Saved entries

----------------

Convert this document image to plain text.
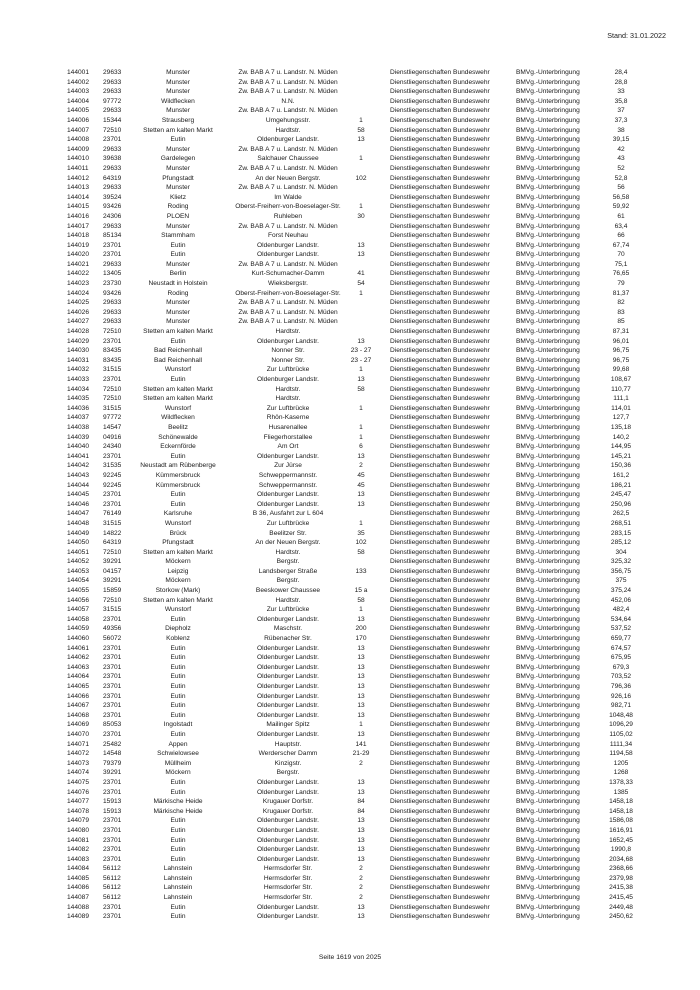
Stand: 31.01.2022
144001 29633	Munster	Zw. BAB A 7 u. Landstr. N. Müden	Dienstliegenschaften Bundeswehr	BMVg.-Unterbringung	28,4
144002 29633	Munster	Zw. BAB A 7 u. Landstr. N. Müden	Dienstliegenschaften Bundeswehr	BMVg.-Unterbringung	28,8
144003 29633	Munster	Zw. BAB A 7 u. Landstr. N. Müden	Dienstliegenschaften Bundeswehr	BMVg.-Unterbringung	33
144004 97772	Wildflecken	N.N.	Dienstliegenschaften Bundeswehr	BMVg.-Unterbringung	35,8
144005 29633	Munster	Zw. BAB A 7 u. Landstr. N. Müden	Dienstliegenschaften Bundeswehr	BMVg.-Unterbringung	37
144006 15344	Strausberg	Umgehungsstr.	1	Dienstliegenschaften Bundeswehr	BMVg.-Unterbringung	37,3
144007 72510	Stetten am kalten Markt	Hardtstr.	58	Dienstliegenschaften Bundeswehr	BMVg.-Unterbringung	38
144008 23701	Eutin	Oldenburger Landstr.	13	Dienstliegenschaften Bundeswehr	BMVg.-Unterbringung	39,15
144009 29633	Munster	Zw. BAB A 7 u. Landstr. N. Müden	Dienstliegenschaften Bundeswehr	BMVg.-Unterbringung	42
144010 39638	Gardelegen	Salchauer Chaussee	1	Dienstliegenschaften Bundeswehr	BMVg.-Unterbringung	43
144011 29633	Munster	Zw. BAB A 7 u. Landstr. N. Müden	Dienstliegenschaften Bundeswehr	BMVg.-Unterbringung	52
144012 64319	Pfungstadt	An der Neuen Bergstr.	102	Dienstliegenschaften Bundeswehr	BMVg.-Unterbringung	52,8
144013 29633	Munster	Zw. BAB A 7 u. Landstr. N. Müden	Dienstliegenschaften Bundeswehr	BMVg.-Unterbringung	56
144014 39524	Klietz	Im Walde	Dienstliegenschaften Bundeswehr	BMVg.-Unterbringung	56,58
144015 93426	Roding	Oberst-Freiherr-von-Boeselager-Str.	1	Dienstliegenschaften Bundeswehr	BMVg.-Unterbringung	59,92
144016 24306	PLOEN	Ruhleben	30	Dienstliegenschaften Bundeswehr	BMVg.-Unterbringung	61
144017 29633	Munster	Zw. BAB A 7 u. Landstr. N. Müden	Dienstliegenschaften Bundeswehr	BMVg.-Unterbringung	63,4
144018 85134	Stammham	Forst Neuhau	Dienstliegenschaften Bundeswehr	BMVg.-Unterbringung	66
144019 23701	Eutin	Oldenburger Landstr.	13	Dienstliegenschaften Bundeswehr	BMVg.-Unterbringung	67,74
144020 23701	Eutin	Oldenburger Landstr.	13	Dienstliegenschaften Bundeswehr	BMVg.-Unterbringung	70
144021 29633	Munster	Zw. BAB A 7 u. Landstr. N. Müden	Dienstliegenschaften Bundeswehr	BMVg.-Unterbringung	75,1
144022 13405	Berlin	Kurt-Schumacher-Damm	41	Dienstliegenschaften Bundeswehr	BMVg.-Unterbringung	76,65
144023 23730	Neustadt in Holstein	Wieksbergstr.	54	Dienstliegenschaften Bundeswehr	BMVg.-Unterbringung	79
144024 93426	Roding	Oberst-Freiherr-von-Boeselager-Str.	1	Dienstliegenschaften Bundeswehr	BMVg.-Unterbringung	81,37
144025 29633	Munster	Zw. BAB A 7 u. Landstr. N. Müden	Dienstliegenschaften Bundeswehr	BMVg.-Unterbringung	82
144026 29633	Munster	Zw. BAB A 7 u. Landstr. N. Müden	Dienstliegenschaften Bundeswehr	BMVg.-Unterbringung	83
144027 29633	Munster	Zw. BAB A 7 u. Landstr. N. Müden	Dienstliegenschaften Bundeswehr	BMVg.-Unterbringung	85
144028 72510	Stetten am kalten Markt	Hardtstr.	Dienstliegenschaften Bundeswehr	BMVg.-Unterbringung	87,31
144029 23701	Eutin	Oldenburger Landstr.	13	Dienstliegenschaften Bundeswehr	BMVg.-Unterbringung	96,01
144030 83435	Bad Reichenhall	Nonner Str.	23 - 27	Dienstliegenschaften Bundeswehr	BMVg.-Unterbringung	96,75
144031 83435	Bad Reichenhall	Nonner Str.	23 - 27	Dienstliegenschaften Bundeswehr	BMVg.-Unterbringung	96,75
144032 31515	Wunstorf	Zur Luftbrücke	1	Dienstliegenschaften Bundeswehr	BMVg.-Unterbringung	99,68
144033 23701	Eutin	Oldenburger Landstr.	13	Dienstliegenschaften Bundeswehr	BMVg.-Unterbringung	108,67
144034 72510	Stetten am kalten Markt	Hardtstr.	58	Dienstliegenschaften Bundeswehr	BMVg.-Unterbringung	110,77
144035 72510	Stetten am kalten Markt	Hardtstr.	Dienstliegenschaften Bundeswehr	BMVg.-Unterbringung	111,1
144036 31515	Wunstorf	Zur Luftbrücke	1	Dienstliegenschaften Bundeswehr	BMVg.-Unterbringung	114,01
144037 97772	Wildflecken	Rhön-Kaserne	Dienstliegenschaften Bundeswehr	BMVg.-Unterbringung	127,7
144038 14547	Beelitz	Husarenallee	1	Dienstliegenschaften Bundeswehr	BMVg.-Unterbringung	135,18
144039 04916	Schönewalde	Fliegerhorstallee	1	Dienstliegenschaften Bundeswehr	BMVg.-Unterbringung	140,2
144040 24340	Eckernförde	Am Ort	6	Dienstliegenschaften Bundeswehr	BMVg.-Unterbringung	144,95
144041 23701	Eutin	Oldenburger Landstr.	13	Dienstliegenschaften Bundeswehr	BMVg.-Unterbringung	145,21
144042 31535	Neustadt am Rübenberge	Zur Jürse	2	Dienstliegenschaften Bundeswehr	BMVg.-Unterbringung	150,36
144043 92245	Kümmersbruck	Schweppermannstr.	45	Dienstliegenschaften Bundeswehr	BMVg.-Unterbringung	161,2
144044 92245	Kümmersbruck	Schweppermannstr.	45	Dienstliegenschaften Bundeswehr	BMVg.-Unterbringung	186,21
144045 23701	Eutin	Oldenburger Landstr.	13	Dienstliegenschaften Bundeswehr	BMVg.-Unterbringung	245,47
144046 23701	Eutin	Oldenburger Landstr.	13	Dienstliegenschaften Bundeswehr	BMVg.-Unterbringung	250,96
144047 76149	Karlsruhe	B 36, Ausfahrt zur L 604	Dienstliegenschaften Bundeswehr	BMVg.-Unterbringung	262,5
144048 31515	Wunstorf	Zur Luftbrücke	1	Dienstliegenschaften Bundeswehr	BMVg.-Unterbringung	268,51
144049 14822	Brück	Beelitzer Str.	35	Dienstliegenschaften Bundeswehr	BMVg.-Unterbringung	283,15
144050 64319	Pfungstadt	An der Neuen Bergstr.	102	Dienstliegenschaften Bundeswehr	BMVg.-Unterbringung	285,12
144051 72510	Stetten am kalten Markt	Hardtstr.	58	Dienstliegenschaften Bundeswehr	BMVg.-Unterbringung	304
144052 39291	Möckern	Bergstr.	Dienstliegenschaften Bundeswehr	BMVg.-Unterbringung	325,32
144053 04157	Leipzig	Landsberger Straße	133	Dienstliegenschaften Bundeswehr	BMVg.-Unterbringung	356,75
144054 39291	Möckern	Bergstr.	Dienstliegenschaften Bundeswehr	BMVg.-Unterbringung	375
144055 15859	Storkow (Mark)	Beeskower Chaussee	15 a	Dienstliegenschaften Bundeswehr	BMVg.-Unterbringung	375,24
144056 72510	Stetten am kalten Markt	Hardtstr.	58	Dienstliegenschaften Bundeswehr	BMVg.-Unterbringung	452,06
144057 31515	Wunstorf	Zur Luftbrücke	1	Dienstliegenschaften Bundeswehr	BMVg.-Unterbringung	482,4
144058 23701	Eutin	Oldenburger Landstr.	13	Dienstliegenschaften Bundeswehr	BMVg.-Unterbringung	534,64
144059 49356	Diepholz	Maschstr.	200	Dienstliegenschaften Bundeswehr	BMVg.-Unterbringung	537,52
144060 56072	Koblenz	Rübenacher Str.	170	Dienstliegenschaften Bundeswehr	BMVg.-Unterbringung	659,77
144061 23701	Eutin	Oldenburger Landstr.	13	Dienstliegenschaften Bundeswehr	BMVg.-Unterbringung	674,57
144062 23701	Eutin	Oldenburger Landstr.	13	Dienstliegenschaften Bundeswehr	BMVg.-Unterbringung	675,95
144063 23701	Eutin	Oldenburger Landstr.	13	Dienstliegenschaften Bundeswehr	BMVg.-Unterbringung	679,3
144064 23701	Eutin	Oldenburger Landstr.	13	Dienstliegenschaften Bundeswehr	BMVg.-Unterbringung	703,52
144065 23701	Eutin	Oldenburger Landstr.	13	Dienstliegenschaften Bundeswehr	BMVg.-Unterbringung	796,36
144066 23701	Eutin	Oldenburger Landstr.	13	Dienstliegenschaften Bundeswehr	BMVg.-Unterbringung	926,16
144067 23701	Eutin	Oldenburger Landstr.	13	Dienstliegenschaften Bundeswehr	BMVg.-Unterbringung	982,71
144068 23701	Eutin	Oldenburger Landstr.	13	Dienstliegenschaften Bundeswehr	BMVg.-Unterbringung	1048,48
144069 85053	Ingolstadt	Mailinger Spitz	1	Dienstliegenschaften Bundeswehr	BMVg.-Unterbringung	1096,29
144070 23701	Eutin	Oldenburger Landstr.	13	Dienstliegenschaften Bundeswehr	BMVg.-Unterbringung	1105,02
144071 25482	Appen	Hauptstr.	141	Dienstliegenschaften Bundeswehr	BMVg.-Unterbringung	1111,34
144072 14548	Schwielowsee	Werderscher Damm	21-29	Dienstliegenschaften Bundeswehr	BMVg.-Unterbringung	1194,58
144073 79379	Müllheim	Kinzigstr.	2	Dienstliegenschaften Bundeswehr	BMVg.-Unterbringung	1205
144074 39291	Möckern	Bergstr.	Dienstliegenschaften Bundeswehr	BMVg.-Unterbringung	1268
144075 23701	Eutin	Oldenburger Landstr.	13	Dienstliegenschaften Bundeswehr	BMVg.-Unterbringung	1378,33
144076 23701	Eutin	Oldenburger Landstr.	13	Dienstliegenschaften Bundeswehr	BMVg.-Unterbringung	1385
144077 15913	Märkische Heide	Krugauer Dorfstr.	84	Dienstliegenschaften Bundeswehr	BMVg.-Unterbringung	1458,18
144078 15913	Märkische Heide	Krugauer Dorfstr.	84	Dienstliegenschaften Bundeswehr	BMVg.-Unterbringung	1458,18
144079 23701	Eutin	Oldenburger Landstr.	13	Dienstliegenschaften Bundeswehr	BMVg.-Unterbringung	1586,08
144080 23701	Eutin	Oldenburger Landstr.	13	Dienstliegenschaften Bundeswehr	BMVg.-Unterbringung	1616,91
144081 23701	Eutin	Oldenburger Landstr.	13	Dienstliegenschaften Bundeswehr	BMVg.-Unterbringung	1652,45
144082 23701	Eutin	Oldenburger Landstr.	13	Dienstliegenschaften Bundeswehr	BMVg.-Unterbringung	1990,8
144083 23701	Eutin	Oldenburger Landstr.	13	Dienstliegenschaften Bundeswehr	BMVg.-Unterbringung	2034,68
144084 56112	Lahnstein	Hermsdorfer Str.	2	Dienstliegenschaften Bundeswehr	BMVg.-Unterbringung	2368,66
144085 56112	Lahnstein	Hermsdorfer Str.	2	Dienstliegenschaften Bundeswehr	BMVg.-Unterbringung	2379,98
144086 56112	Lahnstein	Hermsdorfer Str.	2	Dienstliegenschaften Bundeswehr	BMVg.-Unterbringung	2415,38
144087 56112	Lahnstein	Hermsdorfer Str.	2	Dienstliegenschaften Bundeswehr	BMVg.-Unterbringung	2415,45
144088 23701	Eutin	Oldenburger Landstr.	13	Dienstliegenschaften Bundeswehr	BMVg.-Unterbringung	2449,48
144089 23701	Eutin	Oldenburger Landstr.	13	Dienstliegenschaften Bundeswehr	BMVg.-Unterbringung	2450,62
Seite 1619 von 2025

----------------

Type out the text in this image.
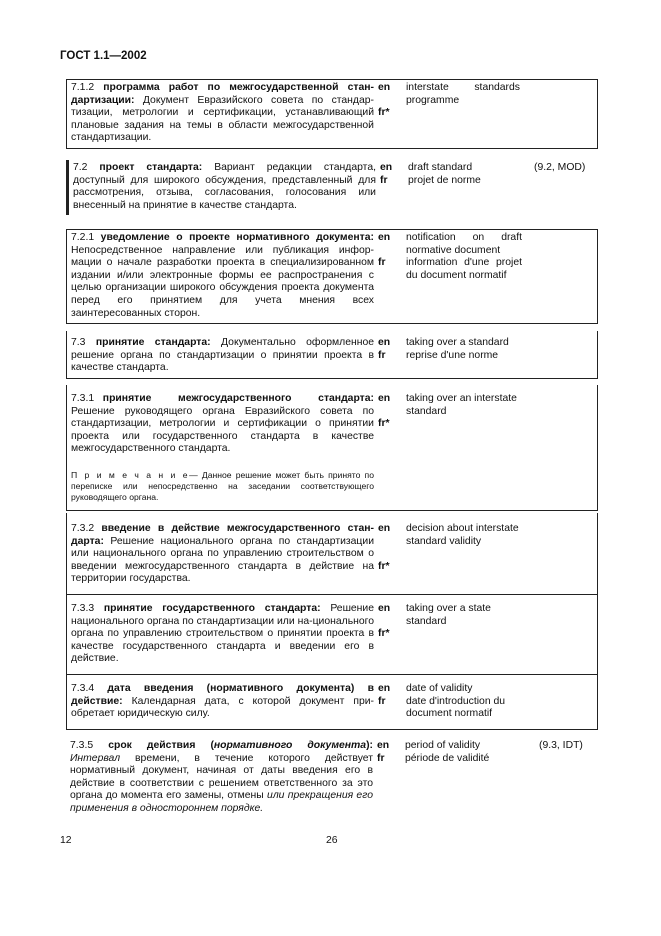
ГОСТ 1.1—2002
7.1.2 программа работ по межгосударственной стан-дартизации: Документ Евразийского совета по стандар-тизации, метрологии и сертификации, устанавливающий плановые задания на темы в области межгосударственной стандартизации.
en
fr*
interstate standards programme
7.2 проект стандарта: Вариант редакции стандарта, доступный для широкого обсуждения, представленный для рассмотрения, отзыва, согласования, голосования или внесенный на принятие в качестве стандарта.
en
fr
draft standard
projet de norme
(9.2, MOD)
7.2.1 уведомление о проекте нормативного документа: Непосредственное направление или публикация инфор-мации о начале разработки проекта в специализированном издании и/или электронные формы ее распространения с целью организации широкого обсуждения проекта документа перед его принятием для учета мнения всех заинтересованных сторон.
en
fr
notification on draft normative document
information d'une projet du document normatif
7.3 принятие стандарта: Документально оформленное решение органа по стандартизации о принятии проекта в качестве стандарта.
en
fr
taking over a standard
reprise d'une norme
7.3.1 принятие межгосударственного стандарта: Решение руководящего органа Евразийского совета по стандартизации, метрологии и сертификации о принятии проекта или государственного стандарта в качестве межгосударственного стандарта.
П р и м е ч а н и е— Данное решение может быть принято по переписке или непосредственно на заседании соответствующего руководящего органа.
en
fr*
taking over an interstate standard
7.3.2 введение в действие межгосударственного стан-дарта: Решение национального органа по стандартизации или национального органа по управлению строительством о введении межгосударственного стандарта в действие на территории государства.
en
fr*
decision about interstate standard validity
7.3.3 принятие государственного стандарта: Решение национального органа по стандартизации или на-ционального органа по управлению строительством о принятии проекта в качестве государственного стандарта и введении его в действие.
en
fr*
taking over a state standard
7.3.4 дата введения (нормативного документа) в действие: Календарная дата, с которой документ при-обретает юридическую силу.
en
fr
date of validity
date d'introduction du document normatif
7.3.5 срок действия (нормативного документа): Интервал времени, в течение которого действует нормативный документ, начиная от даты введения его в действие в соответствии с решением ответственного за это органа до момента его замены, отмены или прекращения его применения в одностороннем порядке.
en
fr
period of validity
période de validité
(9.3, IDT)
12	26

----------------

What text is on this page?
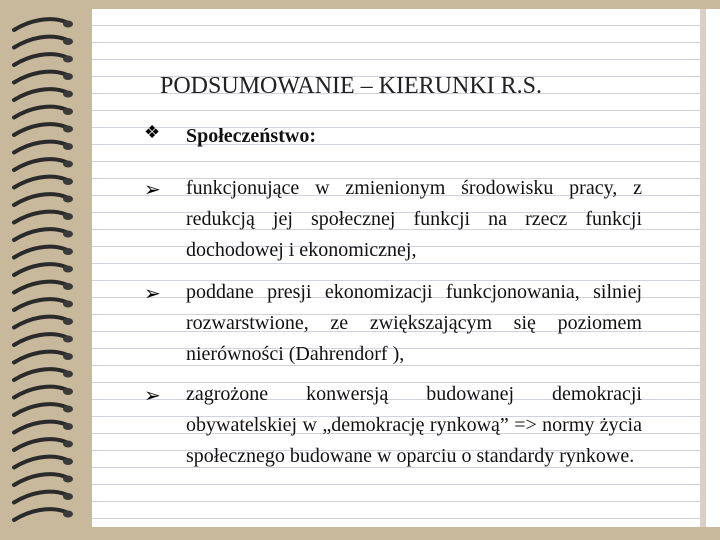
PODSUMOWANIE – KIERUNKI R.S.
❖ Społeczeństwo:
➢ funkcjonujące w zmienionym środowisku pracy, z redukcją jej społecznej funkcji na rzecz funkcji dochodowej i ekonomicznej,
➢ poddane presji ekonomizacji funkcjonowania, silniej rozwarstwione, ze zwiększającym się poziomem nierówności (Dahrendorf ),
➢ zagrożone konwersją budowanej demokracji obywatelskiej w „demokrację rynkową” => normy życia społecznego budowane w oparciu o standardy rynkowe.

----------------

#### [EXERCISE TASK]
Across the records, count the lines holding the string "Damm". Give the number and stop.

#### [SOLUTION TO THIS PROBLEM]
2